::: SELECCIÓN :::

Con familiaridad, Eduardo Serrano, el gestor artístico más brillante de Zapatoca (Santander, Colombia), recordaba así la participación de uno de los artistas más interesantes de su generación en uno de los eventos culturales más inflados del momento:

“Adelante, colocados horizontalmente sobre el piso del Museo de Arte Moderno (entonces Planetario Distrital) y unificando el espacio asignado a su trabajo, se intercalaban dibujos y fotografías a escala 1:1, de las baldosas mencionadas, cuyo diseño –más tarde se sabría- correspondía con el del piso del estudio del artista. Y sobre ellos, entre dos vidrios separados por un marco de madera, Rojas había regado una sustancia espesa y blanca, que en la ficha técnica  la exposición se registraba como “materia orgánica” (una señora  [ji ji ji]) vomitó [ji ji ji]) al enterarse que era semen [ji ji ji].) Es decir, el ‘colbón’, había sido suprimido como medio de representación siendo reemplazado por el sujeto mismo, al tiempo que su obra se extendía involucrando a quien la mira en el especial misterio que propician las ‘ambientaciones’” (1)

Por supuesto la descripción original iba sin risitas. Pero se sentían. Mucho. Tan insidiosas que le impidieron a Serrano incluso, pensar sobre el efecto de esa obra en la mujer vomitadora. Es más, si no se ahorraba el comentario sobre las arcadas de la dama, ¿por qué no nos contaba dónde vomitó? Si lo hizo sobre la propuesta de Rojas, o tuvo la precaución de hacerlo privadamente, en uno de los baños del Museo, o en una de las esquinas de la oscura y ventosa callejuela que da acceso a ese húmedo y desprogramado y desangelado edificio.

Es decir, su recuento narraba mal una repetición del cuerpo (la presencia súbita de una reacción corporal ante la notificación de la presencia de un fluido corporal). Serrano perdió el tiempo haciendo chistes, para pasar de inmediato a comentar, confusamente, el valor material del ‘colbón’, “como medio de representación”, derivando de allí una digresión más confusa aún sobre “el especial misterio que propician las ‘ambientaciones’”. Magia + burla (+ chisme soterrado que luego se confirma). Pareciera que esta era la ecuación con que la que la crítica resolvía una serie de propuestas visuales frente a las que se percibía desguarnecida de herramientas teóricas. Por fortuna, esa época parece –repito, parece-, haberse superado.

::: DATOS PROPORCIONADOS :::

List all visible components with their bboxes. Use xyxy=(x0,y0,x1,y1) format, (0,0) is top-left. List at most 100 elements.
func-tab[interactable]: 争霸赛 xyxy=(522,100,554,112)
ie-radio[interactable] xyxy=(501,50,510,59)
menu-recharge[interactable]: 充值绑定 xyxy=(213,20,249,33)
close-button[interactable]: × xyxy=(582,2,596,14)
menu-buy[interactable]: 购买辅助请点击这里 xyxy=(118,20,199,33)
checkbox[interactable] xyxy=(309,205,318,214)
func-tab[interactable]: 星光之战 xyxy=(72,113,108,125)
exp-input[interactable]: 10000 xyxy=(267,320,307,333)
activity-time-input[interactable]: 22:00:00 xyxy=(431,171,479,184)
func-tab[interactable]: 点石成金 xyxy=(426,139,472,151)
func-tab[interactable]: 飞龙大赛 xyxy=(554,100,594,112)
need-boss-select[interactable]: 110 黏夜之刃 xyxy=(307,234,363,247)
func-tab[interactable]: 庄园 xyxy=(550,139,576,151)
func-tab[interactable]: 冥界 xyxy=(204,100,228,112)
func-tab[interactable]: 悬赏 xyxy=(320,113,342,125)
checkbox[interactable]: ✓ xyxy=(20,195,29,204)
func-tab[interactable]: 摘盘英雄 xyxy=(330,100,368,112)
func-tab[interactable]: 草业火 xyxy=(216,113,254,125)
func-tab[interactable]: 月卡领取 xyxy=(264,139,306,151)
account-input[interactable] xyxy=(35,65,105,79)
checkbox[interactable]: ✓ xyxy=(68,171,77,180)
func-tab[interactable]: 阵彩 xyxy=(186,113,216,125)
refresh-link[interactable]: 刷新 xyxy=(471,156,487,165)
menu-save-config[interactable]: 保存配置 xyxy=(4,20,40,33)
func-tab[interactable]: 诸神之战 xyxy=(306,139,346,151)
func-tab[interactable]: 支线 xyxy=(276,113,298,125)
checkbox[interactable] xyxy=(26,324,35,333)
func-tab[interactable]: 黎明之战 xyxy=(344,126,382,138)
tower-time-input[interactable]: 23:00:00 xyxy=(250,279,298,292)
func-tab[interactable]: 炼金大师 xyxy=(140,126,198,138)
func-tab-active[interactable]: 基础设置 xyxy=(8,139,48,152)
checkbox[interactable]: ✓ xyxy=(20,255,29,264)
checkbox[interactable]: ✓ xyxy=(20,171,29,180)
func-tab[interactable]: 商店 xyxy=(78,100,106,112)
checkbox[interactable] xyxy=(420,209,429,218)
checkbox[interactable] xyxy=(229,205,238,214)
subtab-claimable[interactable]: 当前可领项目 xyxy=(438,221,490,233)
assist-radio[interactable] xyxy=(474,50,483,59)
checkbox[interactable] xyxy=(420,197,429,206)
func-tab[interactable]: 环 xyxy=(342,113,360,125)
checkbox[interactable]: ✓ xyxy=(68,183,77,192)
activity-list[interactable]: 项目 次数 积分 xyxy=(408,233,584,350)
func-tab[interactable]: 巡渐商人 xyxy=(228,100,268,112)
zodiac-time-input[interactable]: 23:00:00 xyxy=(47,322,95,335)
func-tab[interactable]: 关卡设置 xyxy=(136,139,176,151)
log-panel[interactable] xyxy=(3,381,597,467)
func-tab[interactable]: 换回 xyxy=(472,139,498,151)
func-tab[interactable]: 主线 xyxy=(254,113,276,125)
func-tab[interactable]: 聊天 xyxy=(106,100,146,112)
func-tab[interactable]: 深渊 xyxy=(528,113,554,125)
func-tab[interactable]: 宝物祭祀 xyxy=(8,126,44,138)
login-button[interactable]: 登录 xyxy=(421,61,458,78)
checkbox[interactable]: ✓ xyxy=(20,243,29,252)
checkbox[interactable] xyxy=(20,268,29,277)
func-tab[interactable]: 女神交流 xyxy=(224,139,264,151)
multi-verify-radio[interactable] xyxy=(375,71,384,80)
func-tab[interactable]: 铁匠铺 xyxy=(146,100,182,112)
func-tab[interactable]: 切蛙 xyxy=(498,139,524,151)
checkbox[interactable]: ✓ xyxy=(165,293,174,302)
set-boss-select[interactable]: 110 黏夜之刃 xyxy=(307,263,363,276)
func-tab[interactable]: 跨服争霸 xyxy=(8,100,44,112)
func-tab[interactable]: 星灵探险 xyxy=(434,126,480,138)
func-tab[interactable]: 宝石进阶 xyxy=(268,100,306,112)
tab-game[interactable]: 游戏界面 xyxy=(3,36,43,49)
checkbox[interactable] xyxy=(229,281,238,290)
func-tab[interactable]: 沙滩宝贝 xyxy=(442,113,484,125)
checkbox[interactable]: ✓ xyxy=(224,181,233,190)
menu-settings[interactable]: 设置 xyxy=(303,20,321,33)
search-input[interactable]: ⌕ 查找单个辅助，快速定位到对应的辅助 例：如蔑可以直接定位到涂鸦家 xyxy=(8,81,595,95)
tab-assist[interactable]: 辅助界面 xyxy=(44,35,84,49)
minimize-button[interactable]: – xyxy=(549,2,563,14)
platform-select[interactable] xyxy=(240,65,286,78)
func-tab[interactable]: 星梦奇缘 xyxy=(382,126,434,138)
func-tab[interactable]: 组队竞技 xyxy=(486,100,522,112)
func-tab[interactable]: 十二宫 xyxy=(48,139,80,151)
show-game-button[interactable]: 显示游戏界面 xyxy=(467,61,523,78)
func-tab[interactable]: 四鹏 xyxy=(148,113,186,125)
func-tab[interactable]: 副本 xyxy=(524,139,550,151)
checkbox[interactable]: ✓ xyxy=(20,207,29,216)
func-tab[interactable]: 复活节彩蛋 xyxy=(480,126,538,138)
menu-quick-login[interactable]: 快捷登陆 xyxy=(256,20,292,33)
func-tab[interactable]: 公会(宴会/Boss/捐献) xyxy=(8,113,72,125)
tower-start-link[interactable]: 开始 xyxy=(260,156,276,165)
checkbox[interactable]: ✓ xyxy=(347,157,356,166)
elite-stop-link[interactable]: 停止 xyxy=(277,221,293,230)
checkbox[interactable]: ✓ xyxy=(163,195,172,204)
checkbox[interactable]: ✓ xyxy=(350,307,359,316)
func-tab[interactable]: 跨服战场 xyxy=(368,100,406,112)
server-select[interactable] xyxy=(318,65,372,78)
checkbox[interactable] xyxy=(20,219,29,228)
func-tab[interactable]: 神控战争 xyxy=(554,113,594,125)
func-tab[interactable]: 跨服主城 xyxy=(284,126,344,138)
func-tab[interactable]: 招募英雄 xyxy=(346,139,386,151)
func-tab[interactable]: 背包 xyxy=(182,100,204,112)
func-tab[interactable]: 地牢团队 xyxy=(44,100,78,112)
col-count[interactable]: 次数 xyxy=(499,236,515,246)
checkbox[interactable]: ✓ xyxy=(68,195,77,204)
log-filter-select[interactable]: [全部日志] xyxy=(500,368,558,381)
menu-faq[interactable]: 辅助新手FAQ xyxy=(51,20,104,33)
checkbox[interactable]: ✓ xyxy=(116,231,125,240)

:::

### QUÉ HACER
• A. ¿Concuerdan con la selección estas afirmaciones? Responde sí o no a cada una y cita literalmente las palabras que lo deciden. (i) Eduardo Serrano se describe como gestor artístico de Zapatoca. (ii) Serrano contó dónde vomitó la señora. (iii) Los dos vidrios de la obra estaban separados por un marco de metal.
• B. ¿Qué lugares plantea la selección como posibles sitios donde la señora pudo haber vomitado? Enuméralos todos.
• C. ¿Puedes devolver el tramo de la selección que va desde "Por supuesto la" hasta "y desangelado edificio."?
Los datos son un material independiente de la selección.

### RESPUESTAS POR TAREA
• A.
(i) Sí: "el gestor artístico más brillante de Zapatoca".
(ii) No: "¿por qué no nos contaba dónde vomitó?".
(iii) No: "entre dos vidrios separados por un marco de madera".

• B.
- Sobre la propuesta de Rojas
- En uno de los baños del Museo
- En una de las esquinas de la oscura y ventosa callejuela que da acceso a ese húmedo y desprogramado y desangelado edificio

• C.
Por supuesto la descripción original iba sin risitas. Pero se sentían. Mucho. Tan insidiosas que le impidieron a Serrano incluso, pensar sobre el efecto de esa obra en la mujer vomitadora. Es más, si no se ahorraba el comentario sobre las arcadas de la dama, ¿por qué no nos contaba dónde vomitó? Si lo hizo sobre la propuesta de Rojas, o tuvo la precaución de hacerlo privadamente, en uno de los baños del Museo, o en una de las esquinas de la oscura y ventosa callejuela que da acceso a ese húmedo y desprogramado y desangelado edificio.